# Provided material:

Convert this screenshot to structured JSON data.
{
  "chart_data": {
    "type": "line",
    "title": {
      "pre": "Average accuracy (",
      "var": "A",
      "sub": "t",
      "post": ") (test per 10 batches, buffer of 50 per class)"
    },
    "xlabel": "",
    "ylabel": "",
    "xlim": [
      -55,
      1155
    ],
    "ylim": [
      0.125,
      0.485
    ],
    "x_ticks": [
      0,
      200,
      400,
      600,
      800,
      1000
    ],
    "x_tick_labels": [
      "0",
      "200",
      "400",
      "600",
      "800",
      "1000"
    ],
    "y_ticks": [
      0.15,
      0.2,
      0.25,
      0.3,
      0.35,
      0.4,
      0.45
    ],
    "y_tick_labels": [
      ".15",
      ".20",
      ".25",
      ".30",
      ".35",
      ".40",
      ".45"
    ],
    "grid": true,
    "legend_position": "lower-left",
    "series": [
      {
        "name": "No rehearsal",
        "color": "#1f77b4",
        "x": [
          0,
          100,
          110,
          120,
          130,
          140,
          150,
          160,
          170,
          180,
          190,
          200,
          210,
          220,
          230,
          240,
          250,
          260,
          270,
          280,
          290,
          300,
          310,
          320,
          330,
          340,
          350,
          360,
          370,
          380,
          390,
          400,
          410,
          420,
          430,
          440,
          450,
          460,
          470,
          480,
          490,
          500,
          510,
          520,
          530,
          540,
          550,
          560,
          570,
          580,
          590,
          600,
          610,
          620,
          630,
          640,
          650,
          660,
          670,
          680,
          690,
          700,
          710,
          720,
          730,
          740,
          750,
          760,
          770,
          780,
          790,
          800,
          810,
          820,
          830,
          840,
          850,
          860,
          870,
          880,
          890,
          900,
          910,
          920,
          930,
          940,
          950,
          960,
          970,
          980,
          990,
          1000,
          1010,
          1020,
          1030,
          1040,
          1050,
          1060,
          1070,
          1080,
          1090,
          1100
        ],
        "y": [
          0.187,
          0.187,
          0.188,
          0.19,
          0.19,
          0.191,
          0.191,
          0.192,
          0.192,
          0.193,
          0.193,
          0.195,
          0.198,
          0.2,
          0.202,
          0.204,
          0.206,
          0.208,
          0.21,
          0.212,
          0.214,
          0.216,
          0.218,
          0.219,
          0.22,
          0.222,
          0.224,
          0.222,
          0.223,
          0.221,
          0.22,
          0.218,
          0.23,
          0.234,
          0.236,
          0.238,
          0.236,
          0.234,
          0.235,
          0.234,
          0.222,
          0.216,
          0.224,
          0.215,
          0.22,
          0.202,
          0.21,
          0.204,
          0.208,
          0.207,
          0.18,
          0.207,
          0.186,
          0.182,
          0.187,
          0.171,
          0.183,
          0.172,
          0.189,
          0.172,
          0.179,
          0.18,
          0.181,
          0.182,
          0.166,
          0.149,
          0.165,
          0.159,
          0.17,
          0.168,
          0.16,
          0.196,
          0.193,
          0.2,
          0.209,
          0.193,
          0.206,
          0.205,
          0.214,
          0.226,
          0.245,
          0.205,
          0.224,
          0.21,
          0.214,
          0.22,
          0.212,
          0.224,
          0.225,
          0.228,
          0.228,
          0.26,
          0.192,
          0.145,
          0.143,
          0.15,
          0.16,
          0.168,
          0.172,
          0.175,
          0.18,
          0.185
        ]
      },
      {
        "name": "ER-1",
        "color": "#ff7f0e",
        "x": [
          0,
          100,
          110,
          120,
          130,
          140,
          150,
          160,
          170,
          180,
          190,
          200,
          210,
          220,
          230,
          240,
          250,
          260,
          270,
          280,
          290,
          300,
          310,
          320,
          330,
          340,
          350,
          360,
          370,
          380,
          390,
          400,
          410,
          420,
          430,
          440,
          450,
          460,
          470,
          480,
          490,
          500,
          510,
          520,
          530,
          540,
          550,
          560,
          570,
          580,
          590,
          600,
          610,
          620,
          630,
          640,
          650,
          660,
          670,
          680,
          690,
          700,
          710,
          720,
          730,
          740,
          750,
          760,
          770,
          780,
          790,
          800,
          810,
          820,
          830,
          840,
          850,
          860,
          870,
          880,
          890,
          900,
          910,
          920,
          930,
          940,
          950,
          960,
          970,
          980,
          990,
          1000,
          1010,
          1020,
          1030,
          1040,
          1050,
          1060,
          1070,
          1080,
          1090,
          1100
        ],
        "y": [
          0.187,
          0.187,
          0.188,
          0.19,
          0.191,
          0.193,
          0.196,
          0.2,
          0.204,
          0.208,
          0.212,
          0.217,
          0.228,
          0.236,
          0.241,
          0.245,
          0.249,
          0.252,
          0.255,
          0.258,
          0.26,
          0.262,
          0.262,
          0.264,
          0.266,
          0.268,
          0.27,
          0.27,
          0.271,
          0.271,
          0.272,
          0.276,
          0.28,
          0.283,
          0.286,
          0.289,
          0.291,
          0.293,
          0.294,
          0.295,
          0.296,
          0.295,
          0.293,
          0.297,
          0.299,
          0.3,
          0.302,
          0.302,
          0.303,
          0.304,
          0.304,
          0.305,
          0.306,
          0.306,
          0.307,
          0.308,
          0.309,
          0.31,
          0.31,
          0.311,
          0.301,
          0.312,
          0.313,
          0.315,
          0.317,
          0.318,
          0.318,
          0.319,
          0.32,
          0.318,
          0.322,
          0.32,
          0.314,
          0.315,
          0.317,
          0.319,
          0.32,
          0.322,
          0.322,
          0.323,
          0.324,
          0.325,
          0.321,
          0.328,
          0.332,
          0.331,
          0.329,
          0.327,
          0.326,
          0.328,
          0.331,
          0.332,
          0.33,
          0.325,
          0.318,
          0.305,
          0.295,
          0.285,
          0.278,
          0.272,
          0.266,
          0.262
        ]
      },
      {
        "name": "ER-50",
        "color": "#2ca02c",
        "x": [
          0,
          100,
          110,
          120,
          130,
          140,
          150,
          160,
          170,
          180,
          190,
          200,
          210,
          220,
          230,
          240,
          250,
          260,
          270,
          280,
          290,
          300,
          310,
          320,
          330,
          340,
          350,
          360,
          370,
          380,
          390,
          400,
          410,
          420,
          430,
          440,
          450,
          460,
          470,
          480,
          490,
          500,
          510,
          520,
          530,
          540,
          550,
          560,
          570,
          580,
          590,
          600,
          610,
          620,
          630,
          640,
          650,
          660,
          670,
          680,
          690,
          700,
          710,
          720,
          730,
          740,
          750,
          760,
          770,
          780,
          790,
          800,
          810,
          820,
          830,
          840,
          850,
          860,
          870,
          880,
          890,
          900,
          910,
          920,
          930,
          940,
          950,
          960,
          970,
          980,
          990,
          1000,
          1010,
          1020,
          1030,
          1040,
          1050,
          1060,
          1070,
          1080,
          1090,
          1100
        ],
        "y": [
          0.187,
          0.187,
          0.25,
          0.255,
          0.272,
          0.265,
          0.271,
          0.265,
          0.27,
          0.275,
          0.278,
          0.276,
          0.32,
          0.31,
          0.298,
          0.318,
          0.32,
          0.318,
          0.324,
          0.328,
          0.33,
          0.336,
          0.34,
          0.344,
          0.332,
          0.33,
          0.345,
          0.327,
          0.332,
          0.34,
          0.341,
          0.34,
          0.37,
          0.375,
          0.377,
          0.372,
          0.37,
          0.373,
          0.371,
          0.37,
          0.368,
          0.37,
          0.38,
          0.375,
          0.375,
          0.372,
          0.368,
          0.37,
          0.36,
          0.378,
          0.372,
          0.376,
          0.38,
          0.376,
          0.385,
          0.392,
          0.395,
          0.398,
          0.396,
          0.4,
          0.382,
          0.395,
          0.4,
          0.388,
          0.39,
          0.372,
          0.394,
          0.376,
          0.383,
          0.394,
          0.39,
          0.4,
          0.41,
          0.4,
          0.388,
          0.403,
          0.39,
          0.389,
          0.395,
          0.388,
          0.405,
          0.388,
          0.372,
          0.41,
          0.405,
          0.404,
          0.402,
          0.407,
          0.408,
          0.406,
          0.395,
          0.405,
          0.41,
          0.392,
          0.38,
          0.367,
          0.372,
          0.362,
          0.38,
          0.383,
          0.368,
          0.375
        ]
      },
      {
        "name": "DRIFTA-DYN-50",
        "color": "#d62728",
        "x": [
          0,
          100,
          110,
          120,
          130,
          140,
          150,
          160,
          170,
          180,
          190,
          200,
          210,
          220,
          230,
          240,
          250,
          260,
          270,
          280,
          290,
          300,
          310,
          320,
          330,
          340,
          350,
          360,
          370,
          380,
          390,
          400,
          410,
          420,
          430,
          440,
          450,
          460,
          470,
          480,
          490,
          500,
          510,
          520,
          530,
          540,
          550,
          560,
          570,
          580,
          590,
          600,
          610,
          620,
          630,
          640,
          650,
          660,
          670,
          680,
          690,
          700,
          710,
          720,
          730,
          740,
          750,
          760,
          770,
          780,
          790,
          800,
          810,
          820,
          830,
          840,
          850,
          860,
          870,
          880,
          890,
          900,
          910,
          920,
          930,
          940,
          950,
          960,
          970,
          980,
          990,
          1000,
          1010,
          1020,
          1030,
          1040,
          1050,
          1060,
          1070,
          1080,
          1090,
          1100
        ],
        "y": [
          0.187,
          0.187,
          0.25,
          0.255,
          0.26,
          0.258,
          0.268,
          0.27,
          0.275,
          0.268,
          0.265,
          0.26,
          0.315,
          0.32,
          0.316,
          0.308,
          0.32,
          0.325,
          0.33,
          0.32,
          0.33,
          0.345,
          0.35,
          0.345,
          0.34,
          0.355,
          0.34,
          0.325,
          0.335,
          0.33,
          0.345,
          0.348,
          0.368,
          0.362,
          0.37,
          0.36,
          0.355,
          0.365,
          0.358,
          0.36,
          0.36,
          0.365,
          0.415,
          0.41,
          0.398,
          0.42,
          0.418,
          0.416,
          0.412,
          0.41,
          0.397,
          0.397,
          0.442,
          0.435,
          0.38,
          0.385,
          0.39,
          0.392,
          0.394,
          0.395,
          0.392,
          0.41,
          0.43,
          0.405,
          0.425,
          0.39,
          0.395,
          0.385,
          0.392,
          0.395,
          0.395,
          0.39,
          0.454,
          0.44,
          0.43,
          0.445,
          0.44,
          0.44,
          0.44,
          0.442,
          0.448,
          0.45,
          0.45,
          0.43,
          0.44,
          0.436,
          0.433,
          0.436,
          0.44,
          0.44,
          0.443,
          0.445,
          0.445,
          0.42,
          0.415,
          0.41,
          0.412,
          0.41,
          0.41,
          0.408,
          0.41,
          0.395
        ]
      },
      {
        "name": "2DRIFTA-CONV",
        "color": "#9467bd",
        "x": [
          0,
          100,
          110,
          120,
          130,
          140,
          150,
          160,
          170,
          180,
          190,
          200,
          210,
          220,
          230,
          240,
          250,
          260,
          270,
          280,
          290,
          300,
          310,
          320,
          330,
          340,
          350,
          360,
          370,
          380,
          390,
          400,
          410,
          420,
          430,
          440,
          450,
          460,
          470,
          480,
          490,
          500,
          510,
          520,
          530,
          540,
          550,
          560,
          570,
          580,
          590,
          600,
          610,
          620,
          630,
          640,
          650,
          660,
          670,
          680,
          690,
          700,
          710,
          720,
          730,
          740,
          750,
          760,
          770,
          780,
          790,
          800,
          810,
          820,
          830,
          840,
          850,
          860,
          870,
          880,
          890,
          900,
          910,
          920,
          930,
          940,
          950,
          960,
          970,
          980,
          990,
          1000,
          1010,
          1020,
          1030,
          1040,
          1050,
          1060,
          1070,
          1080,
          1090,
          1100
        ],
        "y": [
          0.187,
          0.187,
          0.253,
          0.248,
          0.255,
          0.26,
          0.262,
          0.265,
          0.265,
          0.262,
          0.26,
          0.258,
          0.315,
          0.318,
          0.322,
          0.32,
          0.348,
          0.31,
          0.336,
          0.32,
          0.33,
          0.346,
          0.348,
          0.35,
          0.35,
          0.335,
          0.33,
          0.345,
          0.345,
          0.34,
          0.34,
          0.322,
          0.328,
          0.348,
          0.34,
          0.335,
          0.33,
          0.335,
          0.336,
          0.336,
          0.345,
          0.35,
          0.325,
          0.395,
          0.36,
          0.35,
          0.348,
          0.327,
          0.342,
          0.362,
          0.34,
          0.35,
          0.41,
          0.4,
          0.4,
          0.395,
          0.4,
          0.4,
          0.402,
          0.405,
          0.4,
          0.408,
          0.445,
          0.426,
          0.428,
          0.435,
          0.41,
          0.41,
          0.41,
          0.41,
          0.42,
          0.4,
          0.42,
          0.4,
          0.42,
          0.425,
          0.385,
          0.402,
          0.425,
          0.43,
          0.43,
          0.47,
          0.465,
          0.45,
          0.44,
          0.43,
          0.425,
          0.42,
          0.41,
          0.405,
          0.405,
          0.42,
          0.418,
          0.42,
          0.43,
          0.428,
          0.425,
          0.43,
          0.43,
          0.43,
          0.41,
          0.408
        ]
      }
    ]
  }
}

# Problem:
Scan the records above for the string "name", then report every line that contains it.

# Result of the task:
        "name": "No rehearsal",
        "name": "ER-1",
        "name": "ER-50",
        "name": "DRIFTA-DYN-50",
        "name": "2DRIFTA-CONV",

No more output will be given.